------ PROVIDED MATERIAL ------

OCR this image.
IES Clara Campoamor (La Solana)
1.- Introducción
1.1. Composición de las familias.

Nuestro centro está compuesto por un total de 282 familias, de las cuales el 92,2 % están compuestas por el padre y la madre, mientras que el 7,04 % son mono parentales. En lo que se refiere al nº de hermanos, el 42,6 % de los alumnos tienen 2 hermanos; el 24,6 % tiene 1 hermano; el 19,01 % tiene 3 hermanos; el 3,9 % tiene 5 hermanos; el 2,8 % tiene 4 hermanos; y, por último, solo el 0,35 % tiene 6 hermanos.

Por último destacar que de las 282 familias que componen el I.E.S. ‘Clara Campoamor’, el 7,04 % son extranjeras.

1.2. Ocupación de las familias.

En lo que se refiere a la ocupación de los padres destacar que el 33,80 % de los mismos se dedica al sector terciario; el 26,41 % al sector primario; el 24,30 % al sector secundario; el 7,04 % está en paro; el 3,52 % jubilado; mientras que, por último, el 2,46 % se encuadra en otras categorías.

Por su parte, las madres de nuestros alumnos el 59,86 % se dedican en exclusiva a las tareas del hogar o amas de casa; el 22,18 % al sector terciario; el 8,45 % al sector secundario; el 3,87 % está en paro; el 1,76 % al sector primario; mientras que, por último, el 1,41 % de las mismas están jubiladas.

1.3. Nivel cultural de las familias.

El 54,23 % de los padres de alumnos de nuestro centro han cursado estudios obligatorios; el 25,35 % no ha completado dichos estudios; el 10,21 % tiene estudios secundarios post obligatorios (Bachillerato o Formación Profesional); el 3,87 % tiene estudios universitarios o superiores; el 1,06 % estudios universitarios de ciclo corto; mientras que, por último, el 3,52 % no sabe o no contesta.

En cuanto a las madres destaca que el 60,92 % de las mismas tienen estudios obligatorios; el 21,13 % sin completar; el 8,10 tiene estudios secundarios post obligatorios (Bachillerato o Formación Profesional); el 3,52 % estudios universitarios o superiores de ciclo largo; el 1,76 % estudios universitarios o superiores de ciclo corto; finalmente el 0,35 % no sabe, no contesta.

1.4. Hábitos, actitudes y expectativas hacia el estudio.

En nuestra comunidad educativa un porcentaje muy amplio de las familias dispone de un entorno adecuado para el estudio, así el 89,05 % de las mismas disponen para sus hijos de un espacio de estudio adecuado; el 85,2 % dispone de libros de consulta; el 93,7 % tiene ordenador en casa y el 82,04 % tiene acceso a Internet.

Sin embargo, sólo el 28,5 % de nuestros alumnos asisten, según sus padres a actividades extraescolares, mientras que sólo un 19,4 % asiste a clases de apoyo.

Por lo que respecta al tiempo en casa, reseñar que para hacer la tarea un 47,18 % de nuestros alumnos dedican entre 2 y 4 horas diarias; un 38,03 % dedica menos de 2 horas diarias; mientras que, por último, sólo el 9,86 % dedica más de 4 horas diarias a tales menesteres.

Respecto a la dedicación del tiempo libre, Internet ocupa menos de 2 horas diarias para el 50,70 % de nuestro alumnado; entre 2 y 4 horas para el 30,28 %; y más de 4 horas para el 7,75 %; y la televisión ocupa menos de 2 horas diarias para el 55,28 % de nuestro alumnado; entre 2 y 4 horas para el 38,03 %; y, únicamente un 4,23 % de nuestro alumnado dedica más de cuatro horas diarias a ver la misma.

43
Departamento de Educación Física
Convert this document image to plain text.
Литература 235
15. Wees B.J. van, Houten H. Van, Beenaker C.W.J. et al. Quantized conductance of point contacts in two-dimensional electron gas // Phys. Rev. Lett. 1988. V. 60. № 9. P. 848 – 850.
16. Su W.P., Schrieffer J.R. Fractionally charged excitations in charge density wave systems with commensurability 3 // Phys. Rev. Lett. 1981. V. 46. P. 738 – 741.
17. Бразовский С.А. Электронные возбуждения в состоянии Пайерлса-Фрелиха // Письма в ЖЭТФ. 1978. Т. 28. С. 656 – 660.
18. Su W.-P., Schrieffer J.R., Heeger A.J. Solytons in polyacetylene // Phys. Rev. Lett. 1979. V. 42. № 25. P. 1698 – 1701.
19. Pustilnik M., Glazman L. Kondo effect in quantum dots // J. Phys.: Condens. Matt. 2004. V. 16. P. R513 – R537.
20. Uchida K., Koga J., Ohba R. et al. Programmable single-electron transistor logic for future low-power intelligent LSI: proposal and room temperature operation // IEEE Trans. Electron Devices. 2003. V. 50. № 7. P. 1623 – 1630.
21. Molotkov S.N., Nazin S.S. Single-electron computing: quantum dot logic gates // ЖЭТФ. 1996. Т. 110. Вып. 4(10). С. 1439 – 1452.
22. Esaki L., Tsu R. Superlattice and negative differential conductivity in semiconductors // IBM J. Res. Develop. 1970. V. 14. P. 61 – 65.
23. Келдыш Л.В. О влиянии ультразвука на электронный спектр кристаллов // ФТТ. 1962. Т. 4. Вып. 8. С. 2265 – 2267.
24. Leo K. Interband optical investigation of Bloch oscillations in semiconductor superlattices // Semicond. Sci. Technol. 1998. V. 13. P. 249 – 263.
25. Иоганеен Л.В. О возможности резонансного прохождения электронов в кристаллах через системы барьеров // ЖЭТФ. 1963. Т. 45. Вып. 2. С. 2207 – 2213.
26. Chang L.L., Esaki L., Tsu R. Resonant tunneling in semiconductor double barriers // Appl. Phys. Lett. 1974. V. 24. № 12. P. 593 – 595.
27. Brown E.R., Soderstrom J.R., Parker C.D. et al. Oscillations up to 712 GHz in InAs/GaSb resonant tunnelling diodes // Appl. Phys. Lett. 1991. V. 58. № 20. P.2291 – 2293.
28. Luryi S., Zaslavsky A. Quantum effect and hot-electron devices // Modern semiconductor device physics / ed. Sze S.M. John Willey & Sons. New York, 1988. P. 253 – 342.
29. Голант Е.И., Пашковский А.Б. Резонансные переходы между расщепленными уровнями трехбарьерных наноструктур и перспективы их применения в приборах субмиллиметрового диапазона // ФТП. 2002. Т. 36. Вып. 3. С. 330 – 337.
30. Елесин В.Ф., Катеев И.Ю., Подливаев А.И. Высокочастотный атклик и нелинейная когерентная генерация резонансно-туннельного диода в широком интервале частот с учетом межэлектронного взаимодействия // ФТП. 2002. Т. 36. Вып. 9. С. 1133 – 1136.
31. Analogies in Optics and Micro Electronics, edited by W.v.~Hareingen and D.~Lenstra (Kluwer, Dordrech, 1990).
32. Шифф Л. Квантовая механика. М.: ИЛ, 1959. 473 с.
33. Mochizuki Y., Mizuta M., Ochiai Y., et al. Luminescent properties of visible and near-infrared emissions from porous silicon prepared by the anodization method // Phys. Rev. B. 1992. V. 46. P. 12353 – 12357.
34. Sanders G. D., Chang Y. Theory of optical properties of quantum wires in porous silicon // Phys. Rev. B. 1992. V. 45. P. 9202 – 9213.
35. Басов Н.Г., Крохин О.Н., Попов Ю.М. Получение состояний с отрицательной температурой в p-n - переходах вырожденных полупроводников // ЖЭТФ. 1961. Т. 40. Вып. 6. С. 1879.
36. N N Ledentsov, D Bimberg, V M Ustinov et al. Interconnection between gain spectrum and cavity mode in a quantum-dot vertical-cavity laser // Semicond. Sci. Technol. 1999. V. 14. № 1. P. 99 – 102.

------

> WHAT IS REQUIRED: Recopy the entries above exactly, with every line included.

> FULL ANSWER:
OCR this image.
IES Clara Campoamor (La Solana)
1.- Introducción
1.1. Composición de las familias.

Nuestro centro está compuesto por un total de 282 familias, de las cuales el 92,2 % están compuestas por el padre y la madre, mientras que el 7,04 % son mono parentales. En lo que se refiere al nº de hermanos, el 42,6 % de los alumnos tienen 2 hermanos; el 24,6 % tiene 1 hermano; el 19,01 % tiene 3 hermanos; el 3,9 % tiene 5 hermanos; el 2,8 % tiene 4 hermanos; y, por último, solo el 0,35 % tiene 6 hermanos.

Por último destacar que de las 282 familias que componen el I.E.S. ‘Clara Campoamor’, el 7,04 % son extranjeras.

1.2. Ocupación de las familias.

En lo que se refiere a la ocupación de los padres destacar que el 33,80 % de los mismos se dedica al sector terciario; el 26,41 % al sector primario; el 24,30 % al sector secundario; el 7,04 % está en paro; el 3,52 % jubilado; mientras que, por último, el 2,46 % se encuadra en otras categorías.

Por su parte, las madres de nuestros alumnos el 59,86 % se dedican en exclusiva a las tareas del hogar o amas de casa; el 22,18 % al sector terciario; el 8,45 % al sector secundario; el 3,87 % está en paro; el 1,76 % al sector primario; mientras que, por último, el 1,41 % de las mismas están jubiladas.

1.3. Nivel cultural de las familias.

El 54,23 % de los padres de alumnos de nuestro centro han cursado estudios obligatorios; el 25,35 % no ha completado dichos estudios; el 10,21 % tiene estudios secundarios post obligatorios (Bachillerato o Formación Profesional); el 3,87 % tiene estudios universitarios o superiores; el 1,06 % estudios universitarios de ciclo corto; mientras que, por último, el 3,52 % no sabe o no contesta.

En cuanto a las madres destaca que el 60,92 % de las mismas tienen estudios obligatorios; el 21,13 % sin completar; el 8,10 tiene estudios secundarios post obligatorios (Bachillerato o Formación Profesional); el 3,52 % estudios universitarios o superiores de ciclo largo; el 1,76 % estudios universitarios o superiores de ciclo corto; finalmente el 0,35 % no sabe, no contesta.

1.4. Hábitos, actitudes y expectativas hacia el estudio.

En nuestra comunidad educativa un porcentaje muy amplio de las familias dispone de un entorno adecuado para el estudio, así el 89,05 % de las mismas disponen para sus hijos de un espacio de estudio adecuado; el 85,2 % dispone de libros de consulta; el 93,7 % tiene ordenador en casa y el 82,04 % tiene acceso a Internet.

Sin embargo, sólo el 28,5 % de nuestros alumnos asisten, según sus padres a actividades extraescolares, mientras que sólo un 19,4 % asiste a clases de apoyo.

Por lo que respecta al tiempo en casa, reseñar que para hacer la tarea un 47,18 % de nuestros alumnos dedican entre 2 y 4 horas diarias; un 38,03 % dedica menos de 2 horas diarias; mientras que, por último, sólo el 9,86 % dedica más de 4 horas diarias a tales menesteres.

Respecto a la dedicación del tiempo libre, Internet ocupa menos de 2 horas diarias para el 50,70 % de nuestro alumnado; entre 2 y 4 horas para el 30,28 %; y más de 4 horas para el 7,75 %; y la televisión ocupa menos de 2 horas diarias para el 55,28 % de nuestro alumnado; entre 2 y 4 horas para el 38,03 %; y, únicamente un 4,23 % de nuestro alumnado dedica más de cuatro horas diarias a ver la misma.

43
Departamento de Educación Física
Convert this document image to plain text.
Литература 235
15. Wees B.J. van, Houten H. Van, Beenaker C.W.J. et al. Quantized conductance of point contacts in two-dimensional electron gas // Phys. Rev. Lett. 1988. V. 60. № 9. P. 848 – 850.
16. Su W.P., Schrieffer J.R. Fractionally charged excitations in charge density wave systems with commensurability 3 // Phys. Rev. Lett. 1981. V. 46. P. 738 – 741.
17. Бразовский С.А. Электронные возбуждения в состоянии Пайерлса-Фрелиха // Письма в ЖЭТФ. 1978. Т. 28. С. 656 – 660.
18. Su W.-P., Schrieffer J.R., Heeger A.J. Solytons in polyacetylene // Phys. Rev. Lett. 1979. V. 42. № 25. P. 1698 – 1701.
19. Pustilnik M., Glazman L. Kondo effect in quantum dots // J. Phys.: Condens. Matt. 2004. V. 16. P. R513 – R537.
20. Uchida K., Koga J., Ohba R. et al. Programmable single-electron transistor logic for future low-power intelligent LSI: proposal and room temperature operation // IEEE Trans. Electron Devices. 2003. V. 50. № 7. P. 1623 – 1630.
21. Molotkov S.N., Nazin S.S. Single-electron computing: quantum dot logic gates // ЖЭТФ. 1996. Т. 110. Вып. 4(10). С. 1439 – 1452.
22. Esaki L., Tsu R. Superlattice and negative differential conductivity in semiconductors // IBM J. Res. Develop. 1970. V. 14. P. 61 – 65.
23. Келдыш Л.В. О влиянии ультразвука на электронный спектр кристаллов // ФТТ. 1962. Т. 4. Вып. 8. С. 2265 – 2267.
24. Leo K. Interband optical investigation of Bloch oscillations in semiconductor superlattices // Semicond. Sci. Technol. 1998. V. 13. P. 249 – 263.
25. Иоганеен Л.В. О возможности резонансного прохождения электронов в кристаллах через системы барьеров // ЖЭТФ. 1963. Т. 45. Вып. 2. С. 2207 – 2213.
26. Chang L.L., Esaki L., Tsu R. Resonant tunneling in semiconductor double barriers // Appl. Phys. Lett. 1974. V. 24. № 12. P. 593 – 595.
27. Brown E.R., Soderstrom J.R., Parker C.D. et al. Oscillations up to 712 GHz in InAs/GaSb resonant tunnelling diodes // Appl. Phys. Lett. 1991. V. 58. № 20. P.2291 – 2293.
28. Luryi S., Zaslavsky A. Quantum effect and hot-electron devices // Modern semiconductor device physics / ed. Sze S.M. John Willey & Sons. New York, 1988. P. 253 – 342.
29. Голант Е.И., Пашковский А.Б. Резонансные переходы между расщепленными уровнями трехбарьерных наноструктур и перспективы их применения в приборах субмиллиметрового диапазона // ФТП. 2002. Т. 36. Вып. 3. С. 330 – 337.
30. Елесин В.Ф., Катеев И.Ю., Подливаев А.И. Высокочастотный атклик и нелинейная когерентная генерация резонансно-туннельного диода в широком интервале частот с учетом межэлектронного взаимодействия // ФТП. 2002. Т. 36. Вып. 9. С. 1133 – 1136.
31. Analogies in Optics and Micro Electronics, edited by W.v.~Hareingen and D.~Lenstra (Kluwer, Dordrech, 1990).
32. Шифф Л. Квантовая механика. М.: ИЛ, 1959. 473 с.
33. Mochizuki Y., Mizuta M., Ochiai Y., et al. Luminescent properties of visible and near-infrared emissions from porous silicon prepared by the anodization method // Phys. Rev. B. 1992. V. 46. P. 12353 – 12357.
34. Sanders G. D., Chang Y. Theory of optical properties of quantum wires in porous silicon // Phys. Rev. B. 1992. V. 45. P. 9202 – 9213.
35. Басов Н.Г., Крохин О.Н., Попов Ю.М. Получение состояний с отрицательной температурой в p-n - переходах вырожденных полупроводников // ЖЭТФ. 1961. Т. 40. Вып. 6. С. 1879.
36. N N Ledentsov, D Bimberg, V M Ustinov et al. Interconnection between gain spectrum and cavity mode in a quantum-dot vertical-cavity laser // Semicond. Sci. Technol. 1999. V. 14. № 1. P. 99 – 102.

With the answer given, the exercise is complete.